#### OBJECTIVE
Check each line of the listing for the string "contamos", count the lines that have it, and answer with that number only.

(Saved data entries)
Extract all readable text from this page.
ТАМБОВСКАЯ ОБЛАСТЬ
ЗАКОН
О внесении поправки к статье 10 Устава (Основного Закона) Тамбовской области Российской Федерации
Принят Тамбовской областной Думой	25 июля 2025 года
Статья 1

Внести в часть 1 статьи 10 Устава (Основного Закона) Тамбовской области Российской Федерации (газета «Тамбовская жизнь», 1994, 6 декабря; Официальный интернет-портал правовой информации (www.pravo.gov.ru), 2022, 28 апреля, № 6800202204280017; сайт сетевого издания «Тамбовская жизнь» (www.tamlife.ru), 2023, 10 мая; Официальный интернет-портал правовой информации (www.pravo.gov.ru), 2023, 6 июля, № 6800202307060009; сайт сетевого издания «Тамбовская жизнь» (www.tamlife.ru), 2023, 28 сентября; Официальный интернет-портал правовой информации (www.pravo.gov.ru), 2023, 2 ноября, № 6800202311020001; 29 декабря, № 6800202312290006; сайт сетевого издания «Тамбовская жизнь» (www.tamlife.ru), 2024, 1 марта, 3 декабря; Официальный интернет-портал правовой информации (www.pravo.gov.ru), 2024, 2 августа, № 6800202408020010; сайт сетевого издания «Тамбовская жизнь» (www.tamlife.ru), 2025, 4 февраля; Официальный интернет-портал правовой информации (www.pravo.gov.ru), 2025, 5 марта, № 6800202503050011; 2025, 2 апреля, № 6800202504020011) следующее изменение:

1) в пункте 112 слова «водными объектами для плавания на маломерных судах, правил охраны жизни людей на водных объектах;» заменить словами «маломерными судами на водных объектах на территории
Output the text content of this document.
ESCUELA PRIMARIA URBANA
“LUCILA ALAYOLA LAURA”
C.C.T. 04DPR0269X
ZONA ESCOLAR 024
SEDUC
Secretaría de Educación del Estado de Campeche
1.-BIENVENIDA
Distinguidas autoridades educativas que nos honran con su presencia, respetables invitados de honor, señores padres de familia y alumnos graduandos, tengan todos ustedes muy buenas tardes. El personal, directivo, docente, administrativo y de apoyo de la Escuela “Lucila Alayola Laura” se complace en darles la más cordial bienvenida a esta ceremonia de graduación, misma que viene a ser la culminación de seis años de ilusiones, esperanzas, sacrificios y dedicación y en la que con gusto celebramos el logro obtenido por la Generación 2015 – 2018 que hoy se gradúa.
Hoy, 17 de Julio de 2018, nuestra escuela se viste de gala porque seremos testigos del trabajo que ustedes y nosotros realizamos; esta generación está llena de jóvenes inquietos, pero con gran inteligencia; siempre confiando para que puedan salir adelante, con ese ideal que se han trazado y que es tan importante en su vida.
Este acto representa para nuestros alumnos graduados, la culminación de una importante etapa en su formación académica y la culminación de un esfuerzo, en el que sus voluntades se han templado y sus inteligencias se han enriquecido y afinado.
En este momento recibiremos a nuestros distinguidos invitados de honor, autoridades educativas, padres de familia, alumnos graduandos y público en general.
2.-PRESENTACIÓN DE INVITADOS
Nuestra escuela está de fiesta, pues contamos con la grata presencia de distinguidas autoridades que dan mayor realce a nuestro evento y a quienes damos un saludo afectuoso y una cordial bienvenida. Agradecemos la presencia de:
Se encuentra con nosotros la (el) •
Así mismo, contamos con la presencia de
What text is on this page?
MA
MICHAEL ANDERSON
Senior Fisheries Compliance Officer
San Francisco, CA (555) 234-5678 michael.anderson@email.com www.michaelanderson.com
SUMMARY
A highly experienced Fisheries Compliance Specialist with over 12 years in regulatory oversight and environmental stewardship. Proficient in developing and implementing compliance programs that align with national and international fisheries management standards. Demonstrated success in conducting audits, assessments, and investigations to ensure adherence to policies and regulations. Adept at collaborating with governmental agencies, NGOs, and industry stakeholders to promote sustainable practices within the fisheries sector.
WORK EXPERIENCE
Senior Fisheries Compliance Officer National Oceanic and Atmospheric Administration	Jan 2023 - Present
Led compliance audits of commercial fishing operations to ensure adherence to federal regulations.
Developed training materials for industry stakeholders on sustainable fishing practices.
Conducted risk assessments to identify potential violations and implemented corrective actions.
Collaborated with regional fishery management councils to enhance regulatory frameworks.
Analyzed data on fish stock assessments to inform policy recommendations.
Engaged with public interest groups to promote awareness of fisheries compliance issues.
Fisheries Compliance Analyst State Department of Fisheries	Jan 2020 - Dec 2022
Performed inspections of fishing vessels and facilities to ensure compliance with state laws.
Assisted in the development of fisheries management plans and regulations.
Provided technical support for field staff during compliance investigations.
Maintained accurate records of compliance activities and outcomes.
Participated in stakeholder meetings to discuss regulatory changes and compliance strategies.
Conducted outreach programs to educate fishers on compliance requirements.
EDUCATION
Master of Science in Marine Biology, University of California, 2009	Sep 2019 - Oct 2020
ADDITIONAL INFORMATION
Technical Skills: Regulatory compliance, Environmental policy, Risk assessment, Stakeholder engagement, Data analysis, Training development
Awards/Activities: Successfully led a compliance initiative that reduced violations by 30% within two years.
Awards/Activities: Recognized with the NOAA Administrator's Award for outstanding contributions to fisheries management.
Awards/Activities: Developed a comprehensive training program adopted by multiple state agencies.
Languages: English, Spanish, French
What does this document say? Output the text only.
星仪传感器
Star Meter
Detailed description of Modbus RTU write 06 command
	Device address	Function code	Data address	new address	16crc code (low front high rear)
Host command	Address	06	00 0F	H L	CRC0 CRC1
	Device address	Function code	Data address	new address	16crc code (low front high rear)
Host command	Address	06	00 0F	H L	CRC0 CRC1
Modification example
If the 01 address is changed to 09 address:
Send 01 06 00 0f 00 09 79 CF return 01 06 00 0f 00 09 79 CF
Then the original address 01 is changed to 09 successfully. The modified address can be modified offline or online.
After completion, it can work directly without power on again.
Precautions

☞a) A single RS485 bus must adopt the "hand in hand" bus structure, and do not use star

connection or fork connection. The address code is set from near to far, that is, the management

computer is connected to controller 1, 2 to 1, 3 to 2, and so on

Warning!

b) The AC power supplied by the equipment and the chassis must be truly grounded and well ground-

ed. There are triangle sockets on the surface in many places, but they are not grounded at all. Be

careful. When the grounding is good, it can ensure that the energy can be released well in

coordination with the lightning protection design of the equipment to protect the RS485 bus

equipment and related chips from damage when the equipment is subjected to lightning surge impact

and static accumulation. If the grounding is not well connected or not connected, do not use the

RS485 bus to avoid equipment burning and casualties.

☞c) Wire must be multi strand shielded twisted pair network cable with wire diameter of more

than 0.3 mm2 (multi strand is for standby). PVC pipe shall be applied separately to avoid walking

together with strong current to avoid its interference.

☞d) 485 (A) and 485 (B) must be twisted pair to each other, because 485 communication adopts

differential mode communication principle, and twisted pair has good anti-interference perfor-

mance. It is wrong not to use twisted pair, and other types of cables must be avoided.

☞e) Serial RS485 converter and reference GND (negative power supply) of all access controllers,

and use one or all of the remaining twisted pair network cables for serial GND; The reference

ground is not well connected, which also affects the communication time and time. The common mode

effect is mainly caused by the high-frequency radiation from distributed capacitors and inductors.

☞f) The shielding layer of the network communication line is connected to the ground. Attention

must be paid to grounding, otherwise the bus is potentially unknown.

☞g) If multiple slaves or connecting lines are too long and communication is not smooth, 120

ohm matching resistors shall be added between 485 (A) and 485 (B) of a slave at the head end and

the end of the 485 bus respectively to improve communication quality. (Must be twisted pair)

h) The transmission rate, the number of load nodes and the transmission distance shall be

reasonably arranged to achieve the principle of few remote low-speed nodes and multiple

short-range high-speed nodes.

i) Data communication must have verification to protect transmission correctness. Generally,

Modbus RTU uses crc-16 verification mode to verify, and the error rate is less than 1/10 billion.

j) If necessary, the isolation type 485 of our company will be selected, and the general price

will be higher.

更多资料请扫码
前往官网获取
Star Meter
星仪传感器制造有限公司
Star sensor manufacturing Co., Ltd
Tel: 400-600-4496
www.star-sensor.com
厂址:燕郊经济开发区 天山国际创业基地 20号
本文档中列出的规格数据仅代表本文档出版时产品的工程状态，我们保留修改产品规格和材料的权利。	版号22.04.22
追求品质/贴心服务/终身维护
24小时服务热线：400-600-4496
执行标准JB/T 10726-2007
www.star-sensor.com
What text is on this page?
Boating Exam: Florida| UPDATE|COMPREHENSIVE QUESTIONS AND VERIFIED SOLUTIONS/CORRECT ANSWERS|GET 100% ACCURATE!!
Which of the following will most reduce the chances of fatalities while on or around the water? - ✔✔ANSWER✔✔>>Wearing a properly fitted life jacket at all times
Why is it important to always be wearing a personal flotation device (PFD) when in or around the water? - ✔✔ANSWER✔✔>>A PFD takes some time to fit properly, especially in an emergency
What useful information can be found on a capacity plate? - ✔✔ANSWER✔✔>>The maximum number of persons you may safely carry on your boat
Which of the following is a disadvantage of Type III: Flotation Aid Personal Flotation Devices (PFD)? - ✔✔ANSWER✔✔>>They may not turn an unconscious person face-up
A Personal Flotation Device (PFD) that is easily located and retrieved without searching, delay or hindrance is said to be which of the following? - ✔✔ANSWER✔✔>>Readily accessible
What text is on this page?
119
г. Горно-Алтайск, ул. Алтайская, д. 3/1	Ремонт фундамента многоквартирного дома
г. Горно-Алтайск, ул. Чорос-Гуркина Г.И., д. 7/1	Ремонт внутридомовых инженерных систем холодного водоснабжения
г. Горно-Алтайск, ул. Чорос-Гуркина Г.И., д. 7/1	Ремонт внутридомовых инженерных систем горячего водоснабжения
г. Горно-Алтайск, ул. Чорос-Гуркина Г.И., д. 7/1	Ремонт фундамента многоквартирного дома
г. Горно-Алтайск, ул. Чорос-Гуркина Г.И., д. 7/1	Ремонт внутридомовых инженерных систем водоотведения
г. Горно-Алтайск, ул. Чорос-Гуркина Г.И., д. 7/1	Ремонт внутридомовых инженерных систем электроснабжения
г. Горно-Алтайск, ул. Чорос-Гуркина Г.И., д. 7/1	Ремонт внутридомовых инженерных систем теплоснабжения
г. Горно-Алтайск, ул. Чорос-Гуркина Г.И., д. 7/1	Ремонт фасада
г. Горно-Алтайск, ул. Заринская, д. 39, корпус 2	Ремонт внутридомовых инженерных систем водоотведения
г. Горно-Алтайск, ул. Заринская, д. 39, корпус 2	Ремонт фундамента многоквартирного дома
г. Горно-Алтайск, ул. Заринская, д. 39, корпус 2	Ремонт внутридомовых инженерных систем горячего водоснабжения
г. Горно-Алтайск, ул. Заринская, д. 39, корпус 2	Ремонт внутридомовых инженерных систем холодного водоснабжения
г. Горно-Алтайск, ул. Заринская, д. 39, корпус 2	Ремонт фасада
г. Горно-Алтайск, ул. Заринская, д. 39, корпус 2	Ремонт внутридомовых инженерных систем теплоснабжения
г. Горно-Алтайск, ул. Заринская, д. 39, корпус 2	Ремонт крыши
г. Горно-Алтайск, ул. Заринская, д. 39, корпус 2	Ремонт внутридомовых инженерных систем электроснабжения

#### ANSWER TO THE PROBLEM
2